(Excerpted text):
::::

Northeastern is a large private research university in Boston with 15,719 undergraduates, and its defining feature is the co-op program — a structured system where students alternate semesters of classroom study with six-month, full-time paid work experiences, typically completing two or three co-ops before graduation. This isn't an optional internship tacked onto a traditional degree; it's baked into the academic calendar and means most students graduate in five years rather than four. The result is a campus full of students who are unusually career-focused, professionally polished, and plugged into Boston's deep employer network. If you want a school where you'll leave with a résumé that looks like you've been working for years — because you have — Northeastern is built for that.
Location & Setting
Northeastern sits in Boston's Fenway-Roxbury corridor, wedged between the Museum of Fine Arts, the Fens parkland, and Huntington Avenue. This is not a campus-in-a-bubble situation — it's a genuinely urban school where the city is your backyard. Step off campus heading north and you're in the Back Bay; head east and you're near Fenway Park. The Green Line's Northeastern stop puts you on the T (Boston's subway) in seconds. Boston is one of the best college cities in the country, with over 50 colleges and universities in the metro area, and Northeastern students take full advantage — restaurants, concerts, museums, and the harbor are all accessible without a car. The campus itself has been transformed over the past two decades from a commuter-school feel to a more cohesive, landscaped quad-and-building layout, though it still reads as distinctly urban rather than pastoral.

::::

(Material supplied):
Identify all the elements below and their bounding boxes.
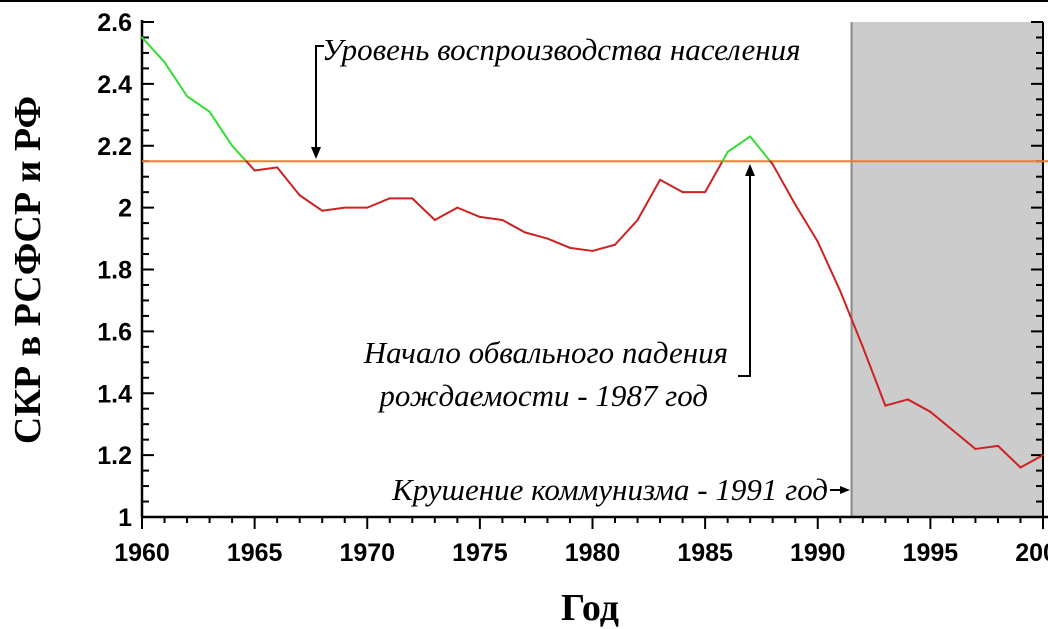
series-segment <box>704 160 724 194</box>
annotation-fall-start-line1: Начало обвального падения <box>363 335 728 370</box>
series-segment <box>478 215 504 221</box>
series-segment <box>501 219 526 234</box>
annotation-communism-collapse-arrowhead <box>840 486 850 494</box>
series-segment <box>523 231 549 240</box>
annotation-reproduction-level-arrowhead <box>311 147 321 159</box>
x-tick-labels: 1960 1965 1970 1975 1980 1985 1990 1995 2000 <box>114 539 1048 567</box>
series-segment <box>591 243 617 252</box>
series-segment <box>1019 454 1044 469</box>
series-segment <box>411 197 436 221</box>
series-segment <box>884 398 909 407</box>
series-segment <box>659 178 684 194</box>
series-segment <box>906 398 932 413</box>
y-tick-label: 1.6 <box>97 318 132 346</box>
x-tick-label: 1985 <box>677 539 733 567</box>
y-tick-label: 1.4 <box>97 380 132 408</box>
series-segment <box>456 206 481 218</box>
data-series <box>141 36 1044 469</box>
y-tick-label: 1.2 <box>97 442 132 470</box>
series-segment <box>726 135 752 153</box>
series-segment <box>321 206 346 212</box>
annotation-fall-start-arrow <box>738 172 751 377</box>
series-segment <box>794 203 819 243</box>
annotation-fall-start-line2: рождаемости - 1987 год <box>377 378 708 413</box>
series-segment <box>771 163 797 206</box>
series-segment <box>636 178 662 221</box>
series-segment <box>974 444 999 450</box>
series-segment <box>245 160 256 172</box>
y-axis-title: СКР в РСФСР и РФ <box>7 96 49 444</box>
y-tick-label: 2.2 <box>97 133 132 161</box>
x-tick-label: 1990 <box>790 539 846 567</box>
series-segment <box>366 197 391 209</box>
annotation-reproduction-level: Уровень воспроизводства населения <box>322 32 801 67</box>
series-segment <box>614 219 639 246</box>
series-segment <box>433 206 459 221</box>
series-segment <box>721 150 729 163</box>
y-tick-label: 1.8 <box>97 257 132 285</box>
series-segment <box>208 110 234 147</box>
y-tick-label: 2.6 <box>97 9 132 37</box>
x-tick-label: 1960 <box>114 539 170 567</box>
series-segment <box>253 166 279 172</box>
annotation-communism-collapse: Крушение коммунизма - 1991 год <box>391 472 828 507</box>
series-segment <box>163 61 189 98</box>
series-segment <box>929 410 954 432</box>
series-segment <box>749 135 772 163</box>
series-segment <box>186 95 211 113</box>
x-tick-label: 1970 <box>339 539 395 567</box>
y-tick-labels: 1 1.2 1.4 1.6 1.8 2 2.2 2.4 2.6 <box>97 9 132 532</box>
x-tick-label: 1965 <box>227 539 283 567</box>
series-segment <box>839 290 864 348</box>
x-axis-title: Год <box>561 587 619 629</box>
series-segment <box>276 166 301 197</box>
series-segment <box>816 240 842 293</box>
x-tick-label: 1995 <box>903 539 959 567</box>
x-tick-label: 1980 <box>565 539 621 567</box>
series-segment <box>996 444 1022 469</box>
y-tick-label: 2 <box>118 195 132 223</box>
y-tick-label: 1 <box>118 504 132 532</box>
series-segment <box>546 237 571 249</box>
series-segment <box>568 246 594 252</box>
shaded-region <box>851 22 1043 517</box>
series-segment <box>298 194 324 212</box>
x-tick-label: 1975 <box>452 539 508 567</box>
series-segment <box>141 36 166 64</box>
x-tick-label: 2000 <box>1015 539 1048 567</box>
series-segment <box>951 429 977 450</box>
annotation-fall-start-arrowhead <box>745 164 755 176</box>
y-tick-label: 2.4 <box>97 71 132 99</box>
series-segment <box>231 144 248 163</box>
series-segment <box>861 345 887 407</box>
annotation-reproduction-level-arrow <box>315 45 324 152</box>
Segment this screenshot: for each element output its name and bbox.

::::

(What to work on):
**1.** Translate this sentence from the Northeastern University profile into Spanish: "The Green Line's Northeastern stop puts you on the T (Boston's subway) in seconds."
**2.** Continue the Northeastern University profile from the end of its last paragraph.
The listing comes from a source separate from the Northeastern University profile.

(Answers below):
**1.** La parada Northeastern de la Línea Verde te deja en el T (el metro de Boston) en cuestión de segundos.

**2.**
Where Students Live & How They Get Around
Northeastern guarantees housing for first- and second-year students, and most freshmen live in the residence halls clustered around campus. By junior and senior year, many students move into apartments in Mission Hill, Roxbury, or the broader Fenway area — Boston's rental market is notoriously expensive, but the neighborhoods around Northeastern are slightly more affordable than Back Bay or Beacon Hill. The co-op calendar complicates housing in interesting ways: students cycle on and off campus as they rotate between academic semesters and work terms, which means the residential population shifts throughout the year. A car is genuinely unnecessary — between the T, campus shuttles, and the fact that Boston is a walkable city, most students don't bother. Winters are real (December through March brings cold, wind, and snow), and the walk between buildings on a February morning will remind you of that. But the campus is compact enough that nothing is more than a 10-15 minute walk.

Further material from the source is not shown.